[DIRECTION]
Give the entries again exactly, every one of them.

=== RECORDS SUPPLIED ===

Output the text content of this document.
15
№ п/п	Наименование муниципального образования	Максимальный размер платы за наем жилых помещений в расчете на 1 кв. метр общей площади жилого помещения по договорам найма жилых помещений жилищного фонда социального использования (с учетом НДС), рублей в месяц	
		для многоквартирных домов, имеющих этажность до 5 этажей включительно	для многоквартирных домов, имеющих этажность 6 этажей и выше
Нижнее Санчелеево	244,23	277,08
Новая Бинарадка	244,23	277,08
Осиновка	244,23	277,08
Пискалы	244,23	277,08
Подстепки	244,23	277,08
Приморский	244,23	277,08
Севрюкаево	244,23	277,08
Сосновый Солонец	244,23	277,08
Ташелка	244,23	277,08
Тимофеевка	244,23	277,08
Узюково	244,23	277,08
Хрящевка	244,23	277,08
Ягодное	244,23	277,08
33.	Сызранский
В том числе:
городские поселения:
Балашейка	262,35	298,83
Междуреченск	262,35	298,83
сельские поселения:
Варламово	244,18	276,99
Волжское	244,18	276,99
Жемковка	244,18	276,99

===

[ANSWER BELOW]
Output the text content of this document.
15
№ п/п	Наименование муниципального образования	Максимальный размер платы за наем жилых помещений в расчете на 1 кв. метр общей площади жилого помещения по договорам найма жилых помещений жилищного фонда социального использования (с учетом НДС), рублей в месяц	
		для многоквартирных домов, имеющих этажность до 5 этажей включительно	для многоквартирных домов, имеющих этажность 6 этажей и выше
Нижнее Санчелеево	244,23	277,08
Новая Бинарадка	244,23	277,08
Осиновка	244,23	277,08
Пискалы	244,23	277,08
Подстепки	244,23	277,08
Приморский	244,23	277,08
Севрюкаево	244,23	277,08
Сосновый Солонец	244,23	277,08
Ташелка	244,23	277,08
Тимофеевка	244,23	277,08
Узюково	244,23	277,08
Хрящевка	244,23	277,08
Ягодное	244,23	277,08
33.	Сызранский
В том числе:
городские поселения:
Балашейка	262,35	298,83
Междуреченск	262,35	298,83
сельские поселения:
Варламово	244,18	276,99
Волжское	244,18	276,99
Жемковка	244,18	276,99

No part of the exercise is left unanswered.